▶ WRITTEN PROBLEM
Repeat what the lines below say, word for word, and skip every image.

(Figure content listings)
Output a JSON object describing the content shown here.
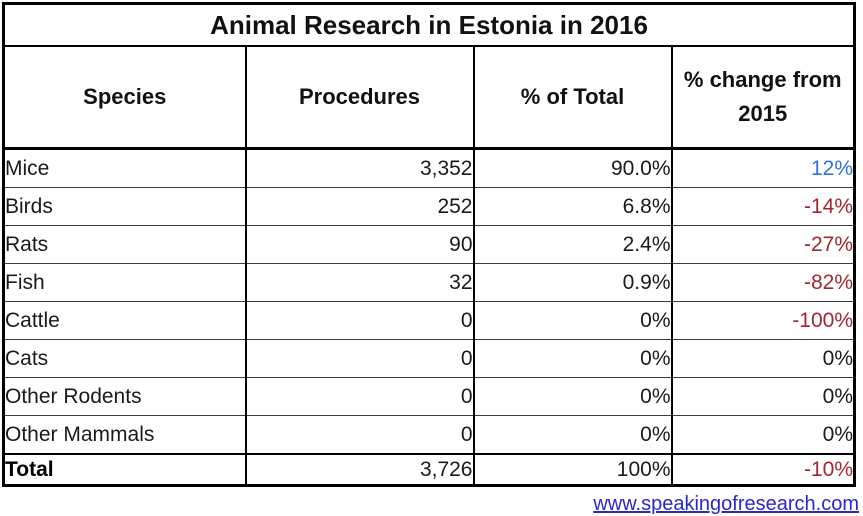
{
  "title": "Animal Research in Estonia in 2016",
  "table": {
    "columns": [
      "Species",
      "Procedures",
      "% of Total",
      "% change from 2015"
    ],
    "rows": [
      {
        "species": "Mice",
        "procedures": "3,352",
        "pct_total": "90.0%",
        "change": "12%",
        "change_color": "#2d73dc"
      },
      {
        "species": "Birds",
        "procedures": "252",
        "pct_total": "6.8%",
        "change": "-14%",
        "change_color": "#a4262e"
      },
      {
        "species": "Rats",
        "procedures": "90",
        "pct_total": "2.4%",
        "change": "-27%",
        "change_color": "#a4262e"
      },
      {
        "species": "Fish",
        "procedures": "32",
        "pct_total": "0.9%",
        "change": "-82%",
        "change_color": "#a4262e"
      },
      {
        "species": "Cattle",
        "procedures": "0",
        "pct_total": "0%",
        "change": "-100%",
        "change_color": "#a4262e"
      },
      {
        "species": "Cats",
        "procedures": "0",
        "pct_total": "0%",
        "change": "0%",
        "change_color": "#1a1a1a"
      },
      {
        "species": "Other Rodents",
        "procedures": "0",
        "pct_total": "0%",
        "change": "0%",
        "change_color": "#1a1a1a"
      },
      {
        "species": "Other Mammals",
        "procedures": "0",
        "pct_total": "0%",
        "change": "0%",
        "change_color": "#1a1a1a"
      }
    ],
    "total": {
      "species": "Total",
      "procedures": "3,726",
      "pct_total": "100%",
      "change": "-10%",
      "change_color": "#a4262e"
    }
  },
  "footer": {
    "link": "www.speakingofresearch.com"
  },
  "colors": {
    "positive_change": "#2d73dc",
    "negative_change": "#a4262e",
    "link": "#2828ce",
    "border": "#000000"
  },
  "chart_data": {
    "type": "table",
    "title": "Animal Research in Estonia in 2016",
    "columns": [
      "Species",
      "Procedures",
      "% of Total",
      "% change from 2015"
    ],
    "rows": [
      [
        "Mice",
        3352,
        "90.0%",
        "12%"
      ],
      [
        "Birds",
        252,
        "6.8%",
        "-14%"
      ],
      [
        "Rats",
        90,
        "2.4%",
        "-27%"
      ],
      [
        "Fish",
        32,
        "0.9%",
        "-82%"
      ],
      [
        "Cattle",
        0,
        "0%",
        "-100%"
      ],
      [
        "Cats",
        0,
        "0%",
        "0%"
      ],
      [
        "Other Rodents",
        0,
        "0%",
        "0%"
      ],
      [
        "Other Mammals",
        0,
        "0%",
        "0%"
      ],
      [
        "Total",
        3726,
        "100%",
        "-10%"
      ]
    ],
    "source": "www.speakingofresearch.com"
  }
}
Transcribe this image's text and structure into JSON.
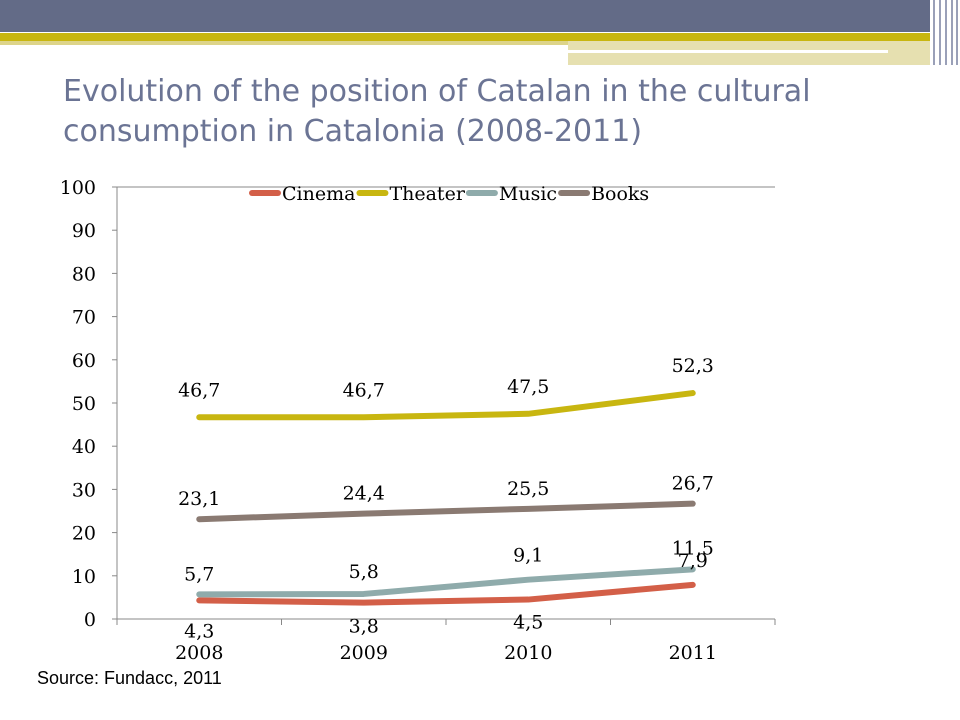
{
  "title": "Evolution of the position of Catalan in the cultural consumption in Catalonia (2008-2011)",
  "source": "Source: Fundacc, 2011",
  "chart_data": {
    "type": "line",
    "title": "",
    "xlabel": "",
    "ylabel": "",
    "categories": [
      "2008",
      "2009",
      "2010",
      "2011"
    ],
    "ylim": [
      0,
      100
    ],
    "yticks": [
      "0",
      "10",
      "20",
      "30",
      "40",
      "50",
      "60",
      "70",
      "80",
      "90",
      "100"
    ],
    "grid": false,
    "legend": "top",
    "series": [
      {
        "name": "Cinema",
        "color": "#d35f48",
        "values": [
          4.3,
          3.8,
          4.5,
          7.9
        ],
        "labels": [
          "4,3",
          "3,8",
          "4,5",
          "7,9"
        ]
      },
      {
        "name": "Theater",
        "color": "#c8b610",
        "values": [
          46.7,
          46.7,
          47.5,
          52.3
        ],
        "labels": [
          "46,7",
          "46,7",
          "47,5",
          "52,3"
        ]
      },
      {
        "name": "Music",
        "color": "#8fabab",
        "values": [
          5.7,
          5.8,
          9.1,
          11.5
        ],
        "labels": [
          "5,7",
          "5,8",
          "9,1",
          "11,5"
        ]
      },
      {
        "name": "Books",
        "color": "#8a7a72",
        "values": [
          23.1,
          24.4,
          25.5,
          26.7
        ],
        "labels": [
          "23,1",
          "24,4",
          "25,5",
          "26,7"
        ]
      }
    ]
  }
}
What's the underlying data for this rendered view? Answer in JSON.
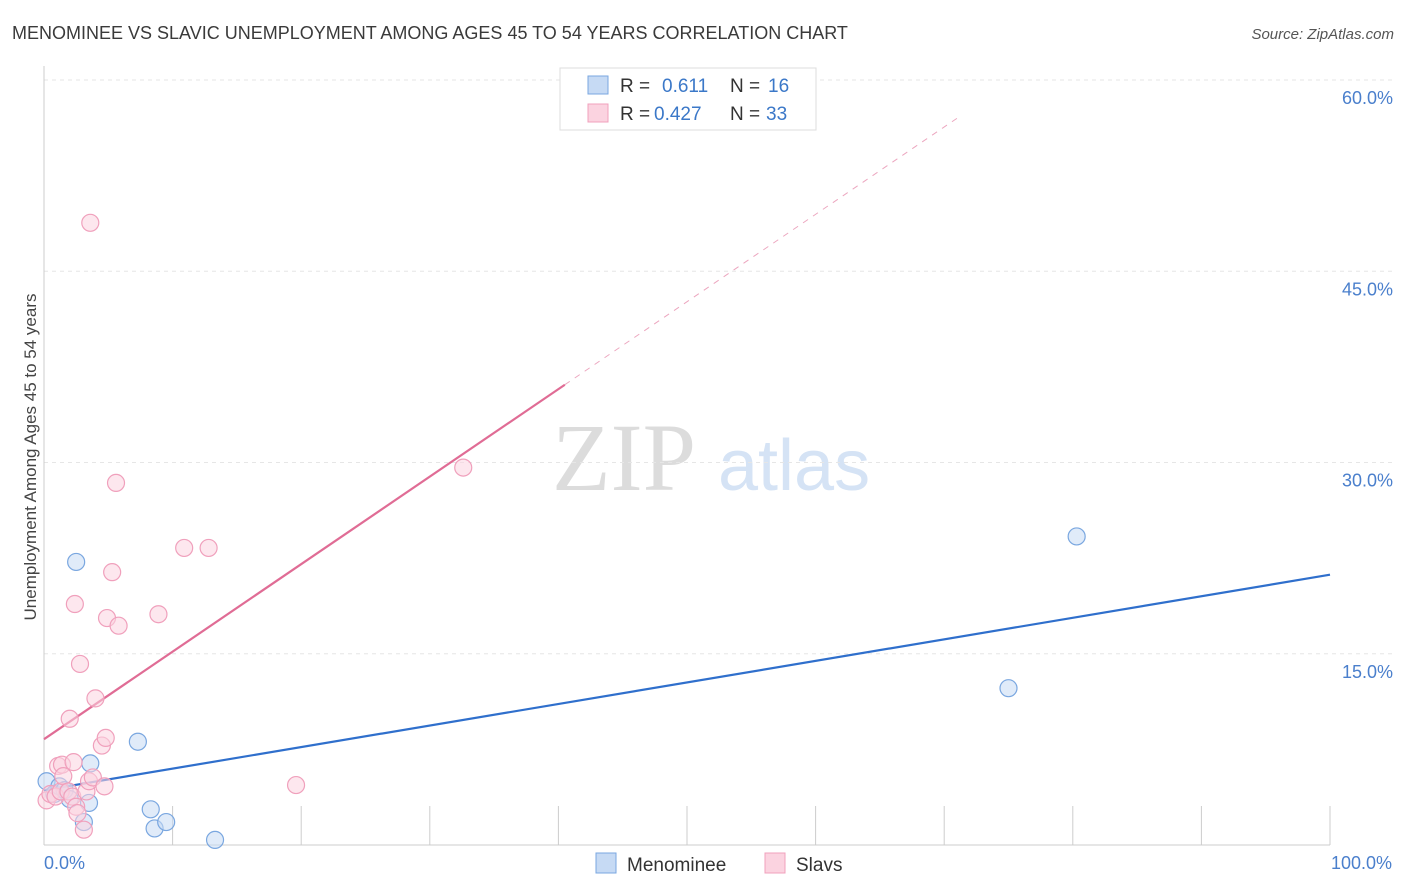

▶ THE RESPONSE
Output a JSON object describing the content shown here.
{
  "title": "Animal Research in Estonia in 2016",
  "table": {
    "columns": [
      "Species",
      "Procedures",
      "% of Total",
      "% change from 2015"
    ],
    "rows": [
      {
        "species": "Mice",
        "procedures": "3,352",
        "pct_total": "90.0%",
        "change": "12%",
        "change_color": "#2d73dc"
      },
      {
        "species": "Birds",
        "procedures": "252",
        "pct_total": "6.8%",
        "change": "-14%",
        "change_color": "#a4262e"
      },
      {
        "species": "Rats",
        "procedures": "90",
        "pct_total": "2.4%",
        "change": "-27%",
        "change_color": "#a4262e"
      },
      {
        "species": "Fish",
        "procedures": "32",
        "pct_total": "0.9%",
        "change": "-82%",
        "change_color": "#a4262e"
      },
      {
        "species": "Cattle",
        "procedures": "0",
        "pct_total": "0%",
        "change": "-100%",
        "change_color": "#a4262e"
      },
      {
        "species": "Cats",
        "procedures": "0",
        "pct_total": "0%",
        "change": "0%",
        "change_color": "#1a1a1a"
      },
      {
        "species": "Other Rodents",
        "procedures": "0",
        "pct_total": "0%",
        "change": "0%",
        "change_color": "#1a1a1a"
      },
      {
        "species": "Other Mammals",
        "procedures": "0",
        "pct_total": "0%",
        "change": "0%",
        "change_color": "#1a1a1a"
      }
    ],
    "total": {
      "species": "Total",
      "procedures": "3,726",
      "pct_total": "100%",
      "change": "-10%",
      "change_color": "#a4262e"
    }
  },
  "footer": {
    "link": "www.speakingofresearch.com"
  },
  "colors": {
    "positive_change": "#2d73dc",
    "negative_change": "#a4262e",
    "link": "#2828ce",
    "border": "#000000"
  },
  "chart_data": {
    "type": "table",
    "title": "Animal Research in Estonia in 2016",
    "columns": [
      "Species",
      "Procedures",
      "% of Total",
      "% change from 2015"
    ],
    "rows": [
      [
        "Mice",
        3352,
        "90.0%",
        "12%"
      ],
      [
        "Birds",
        252,
        "6.8%",
        "-14%"
      ],
      [
        "Rats",
        90,
        "2.4%",
        "-27%"
      ],
      [
        "Fish",
        32,
        "0.9%",
        "-82%"
      ],
      [
        "Cattle",
        0,
        "0%",
        "-100%"
      ],
      [
        "Cats",
        0,
        "0%",
        "0%"
      ],
      [
        "Other Rodents",
        0,
        "0%",
        "0%"
      ],
      [
        "Other Mammals",
        0,
        "0%",
        "0%"
      ],
      [
        "Total",
        3726,
        "100%",
        "-10%"
      ]
    ],
    "source": "www.speakingofresearch.com"
  }
}
Transcribe this image's text and structure into JSON.
{
  "title": "Evolution of the position of Catalan in the cultural consumption in Catalonia (2008-2011)",
  "source": "Source: Fundacc, 2011",
  "chart_data": {
    "type": "line",
    "title": "",
    "xlabel": "",
    "ylabel": "",
    "categories": [
      "2008",
      "2009",
      "2010",
      "2011"
    ],
    "ylim": [
      0,
      100
    ],
    "yticks": [
      "0",
      "10",
      "20",
      "30",
      "40",
      "50",
      "60",
      "70",
      "80",
      "90",
      "100"
    ],
    "grid": false,
    "legend": "top",
    "series": [
      {
        "name": "Cinema",
        "color": "#d35f48",
        "values": [
          4.3,
          3.8,
          4.5,
          7.9
        ],
        "labels": [
          "4,3",
          "3,8",
          "4,5",
          "7,9"
        ]
      },
      {
        "name": "Theater",
        "color": "#c8b610",
        "values": [
          46.7,
          46.7,
          47.5,
          52.3
        ],
        "labels": [
          "46,7",
          "46,7",
          "47,5",
          "52,3"
        ]
      },
      {
        "name": "Music",
        "color": "#8fabab",
        "values": [
          5.7,
          5.8,
          9.1,
          11.5
        ],
        "labels": [
          "5,7",
          "5,8",
          "9,1",
          "11,5"
        ]
      },
      {
        "name": "Books",
        "color": "#8a7a72",
        "values": [
          23.1,
          24.4,
          25.5,
          26.7
        ],
        "labels": [
          "23,1",
          "24,4",
          "25,5",
          "26,7"
        ]
      }
    ]
  }
}
What's the underlying data for this rendered view? Answer in JSON.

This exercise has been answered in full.